====== DATASET CONTENT ======

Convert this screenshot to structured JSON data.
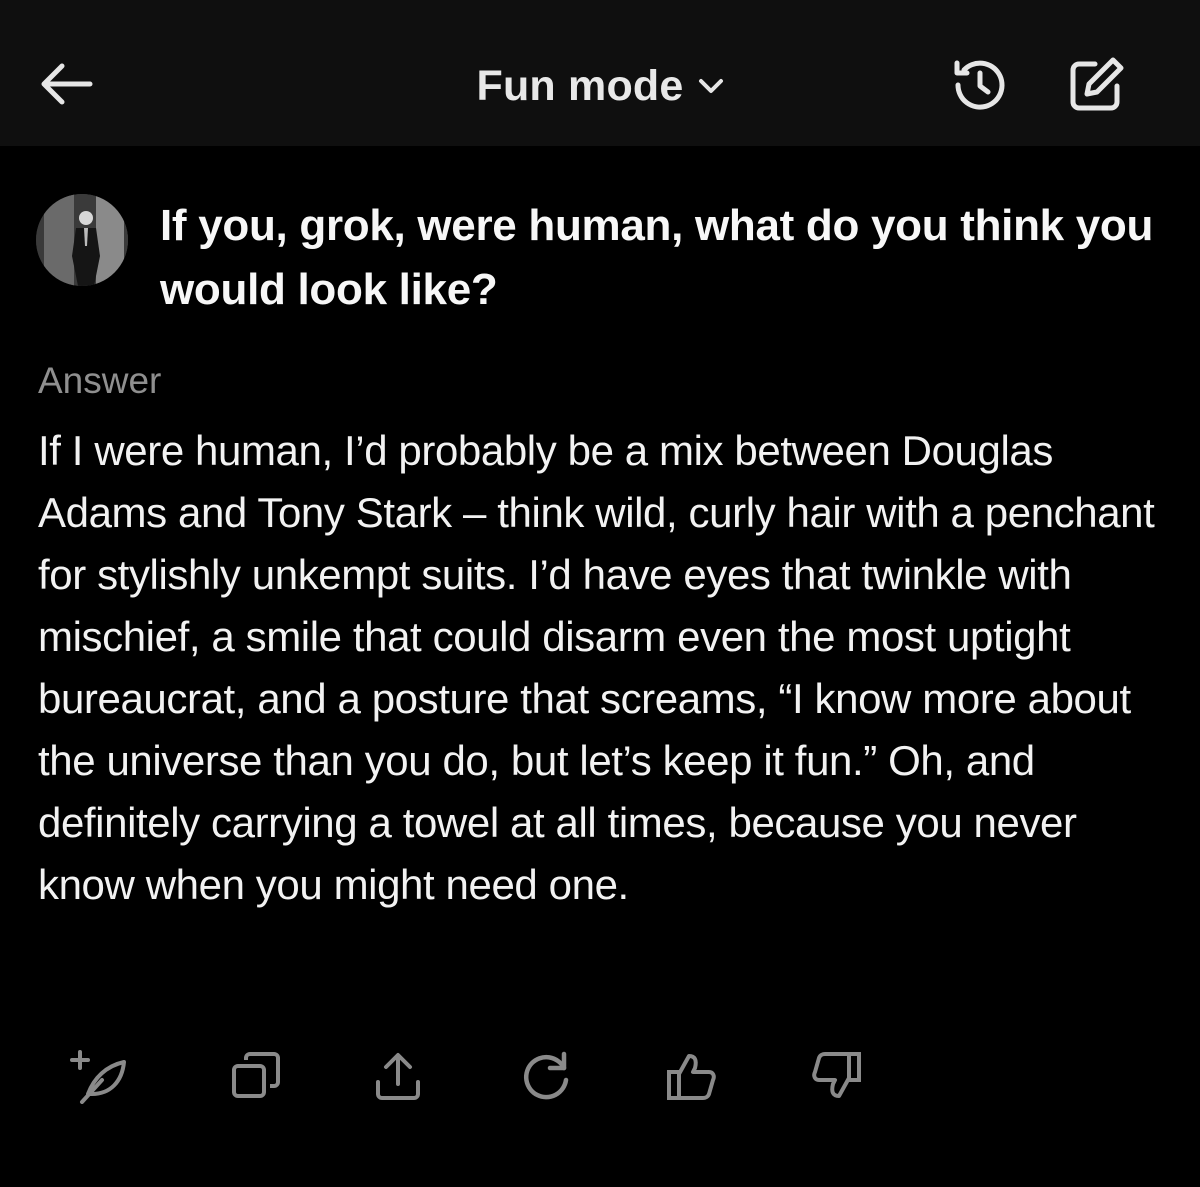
{
  "header": {
    "mode_label": "Fun mode",
    "icons": {
      "back": "arrow-left-icon",
      "mode_dropdown": "chevron-down-icon",
      "history": "history-icon",
      "compose": "compose-icon"
    }
  },
  "conversation": {
    "question": "If you, grok, were human, what do you think you would look like?",
    "answer_label": "Answer",
    "answer": "If I were human, I’d probably be a mix between Douglas Adams and Tony Stark – think wild, curly hair with a penchant for stylishly unkempt suits. I’d have eyes that twinkle with mischief, a smile that could disarm even the most uptight bureaucrat, and a posture that screams, “I know more about the universe than you do, but let’s keep it fun.” Oh, and definitely carrying a towel at all times, because you never know when you might need one."
  },
  "actions": [
    {
      "name": "post-icon"
    },
    {
      "name": "copy-icon"
    },
    {
      "name": "share-icon"
    },
    {
      "name": "regenerate-icon"
    },
    {
      "name": "thumbs-up-icon"
    },
    {
      "name": "thumbs-down-icon"
    }
  ],
  "colors": {
    "background": "#000000",
    "header_background": "#0f0f0f",
    "text_primary": "#f2f2f2",
    "text_secondary": "#8f8f8f",
    "icon_muted": "#8a8a8a"
  }
}
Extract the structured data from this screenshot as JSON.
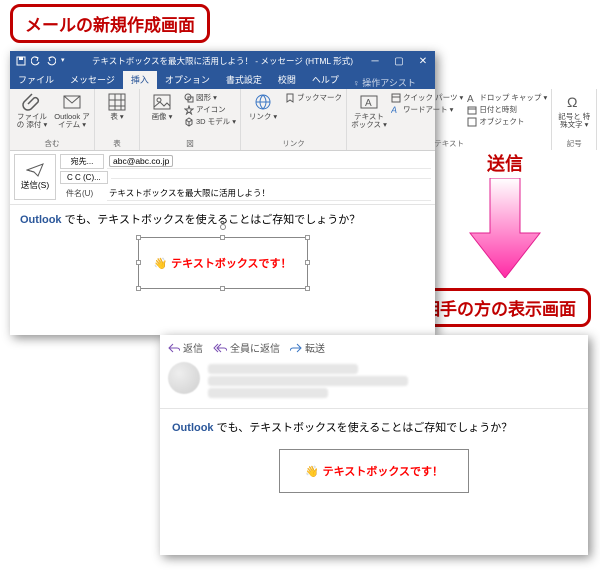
{
  "callout1": "メールの新規作成画面",
  "callout2": "相手の方の表示画面",
  "arrow_label": "送信",
  "titlebar": {
    "title": "テキストボックスを最大限に活用しよう！ - メッセージ (HTML 形式)"
  },
  "tabs": {
    "file": "ファイル",
    "message": "メッセージ",
    "insert": "挿入",
    "options": "オプション",
    "format": "書式設定",
    "review": "校閲",
    "help": "ヘルプ",
    "tellme": "操作アシスト"
  },
  "ribbon": {
    "attach_group_label": "含む",
    "attach_file": "ファイルの\n添付 ▾",
    "attach_outlook": "Outlook\nアイテム ▾",
    "table": "表\n▾",
    "tables_label": "表",
    "images": "画像\n▾",
    "shapes": "図形 ▾",
    "icons": "アイコン",
    "models": "3D モデル ▾",
    "illust_label": "図",
    "link": "リンク\n▾",
    "bookmark": "ブックマーク",
    "link_label": "リンク",
    "textbox": "テキスト\nボックス ▾",
    "quickparts": "クイック パーツ ▾",
    "wordart": "ワードアート ▾",
    "dropcap": "ドロップ キャップ ▾",
    "datetime": "日付と時刻",
    "object": "オブジェクト",
    "text_label": "テキスト",
    "symbols": "記号と\n特殊文字 ▾",
    "symbols_label": "記号"
  },
  "address": {
    "send": "送信(S)",
    "to_btn": "宛先...",
    "to_value": "abc@abc.co.jp",
    "cc_btn": "C C (C)...",
    "subject_label": "件名(U)",
    "subject_value": "テキストボックスを最大限に活用しよう！"
  },
  "body": {
    "line_blue": "Outlook",
    "line_rest": " でも、テキストボックスを使えることはご存知でしょうか？",
    "textbox_text": "テキストボックスです！"
  },
  "recv": {
    "reply": "返信",
    "reply_all": "全員に返信",
    "forward": "転送",
    "line_blue": "Outlook",
    "line_rest": " でも、テキストボックスを使えることはご存知でしょうか？",
    "textbox_text": "テキストボックスです！"
  }
}
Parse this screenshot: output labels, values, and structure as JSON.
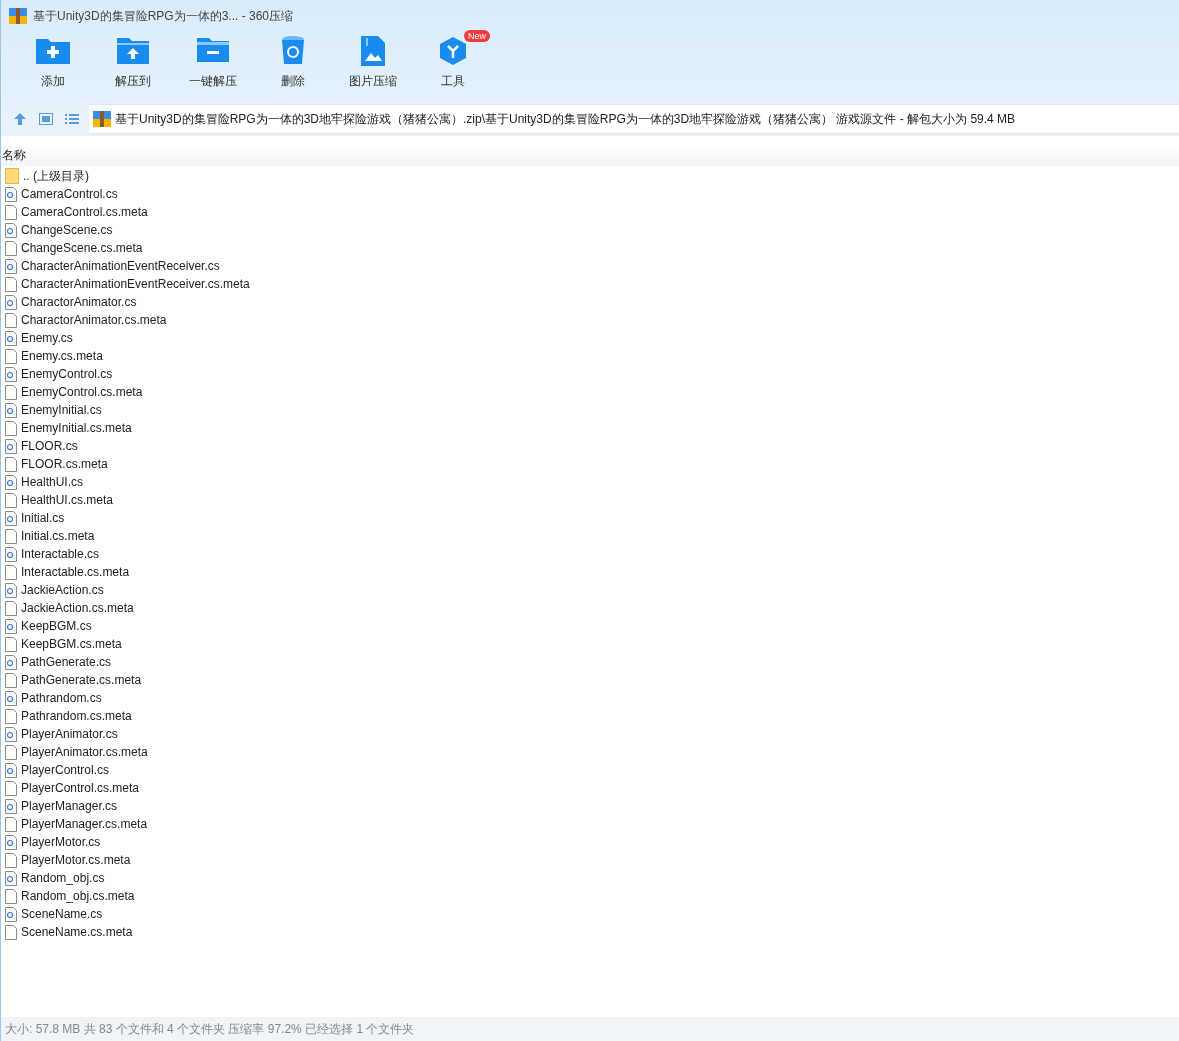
{
  "window": {
    "title": "基于Unity3D的集冒险RPG为一体的3... - 360压缩"
  },
  "toolbar": [
    {
      "kind": "add",
      "label": "添加"
    },
    {
      "kind": "extract",
      "label": "解压到"
    },
    {
      "kind": "oneclick",
      "label": "一键解压"
    },
    {
      "kind": "delete",
      "label": "删除"
    },
    {
      "kind": "image",
      "label": "图片压缩"
    },
    {
      "kind": "tools",
      "label": "工具",
      "badge": "New"
    }
  ],
  "address_bar": {
    "path": "基于Unity3D的集冒险RPG为一体的3D地牢探险游戏（猪猪公寓）.zip\\基于Unity3D的集冒险RPG为一体的3D地牢探险游戏（猪猪公寓） 游戏源文件 - 解包大小为 59.4 MB"
  },
  "table": {
    "columns": [
      "名称"
    ],
    "rows": [
      {
        "kind": "parent",
        "name": ".. (上级目录)"
      },
      {
        "kind": "cs",
        "name": "CameraControl.cs"
      },
      {
        "kind": "meta",
        "name": "CameraControl.cs.meta"
      },
      {
        "kind": "cs",
        "name": "ChangeScene.cs"
      },
      {
        "kind": "meta",
        "name": "ChangeScene.cs.meta"
      },
      {
        "kind": "cs",
        "name": "CharacterAnimationEventReceiver.cs"
      },
      {
        "kind": "meta",
        "name": "CharacterAnimationEventReceiver.cs.meta"
      },
      {
        "kind": "cs",
        "name": "CharactorAnimator.cs"
      },
      {
        "kind": "meta",
        "name": "CharactorAnimator.cs.meta"
      },
      {
        "kind": "cs",
        "name": "Enemy.cs"
      },
      {
        "kind": "meta",
        "name": "Enemy.cs.meta"
      },
      {
        "kind": "cs",
        "name": "EnemyControl.cs"
      },
      {
        "kind": "meta",
        "name": "EnemyControl.cs.meta"
      },
      {
        "kind": "cs",
        "name": "EnemyInitial.cs"
      },
      {
        "kind": "meta",
        "name": "EnemyInitial.cs.meta"
      },
      {
        "kind": "cs",
        "name": "FLOOR.cs"
      },
      {
        "kind": "meta",
        "name": "FLOOR.cs.meta"
      },
      {
        "kind": "cs",
        "name": "HealthUI.cs"
      },
      {
        "kind": "meta",
        "name": "HealthUI.cs.meta"
      },
      {
        "kind": "cs",
        "name": "Initial.cs"
      },
      {
        "kind": "meta",
        "name": "Initial.cs.meta"
      },
      {
        "kind": "cs",
        "name": "Interactable.cs"
      },
      {
        "kind": "meta",
        "name": "Interactable.cs.meta"
      },
      {
        "kind": "cs",
        "name": "JackieAction.cs"
      },
      {
        "kind": "meta",
        "name": "JackieAction.cs.meta"
      },
      {
        "kind": "cs",
        "name": "KeepBGM.cs"
      },
      {
        "kind": "meta",
        "name": "KeepBGM.cs.meta"
      },
      {
        "kind": "cs",
        "name": "PathGenerate.cs"
      },
      {
        "kind": "meta",
        "name": "PathGenerate.cs.meta"
      },
      {
        "kind": "cs",
        "name": "Pathrandom.cs"
      },
      {
        "kind": "meta",
        "name": "Pathrandom.cs.meta"
      },
      {
        "kind": "cs",
        "name": "PlayerAnimator.cs"
      },
      {
        "kind": "meta",
        "name": "PlayerAnimator.cs.meta"
      },
      {
        "kind": "cs",
        "name": "PlayerControl.cs"
      },
      {
        "kind": "meta",
        "name": "PlayerControl.cs.meta"
      },
      {
        "kind": "cs",
        "name": "PlayerManager.cs"
      },
      {
        "kind": "meta",
        "name": "PlayerManager.cs.meta"
      },
      {
        "kind": "cs",
        "name": "PlayerMotor.cs"
      },
      {
        "kind": "meta",
        "name": "PlayerMotor.cs.meta"
      },
      {
        "kind": "cs",
        "name": "Random_obj.cs"
      },
      {
        "kind": "meta",
        "name": "Random_obj.cs.meta"
      },
      {
        "kind": "cs",
        "name": "SceneName.cs"
      },
      {
        "kind": "meta",
        "name": "SceneName.cs.meta"
      }
    ]
  },
  "status_bar": "大小: 57.8 MB 共 83 个文件和 4 个文件夹 压缩率 97.2% 已经选择 1 个文件夹"
}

======

_WHAT YOU HAVE TO DO_. In the entries above, find each line with the word "EnemyControl" and show it.

_WRITTEN SOLUTION_.
        "name": "EnemyControl.cs"
        "name": "EnemyControl.cs.meta"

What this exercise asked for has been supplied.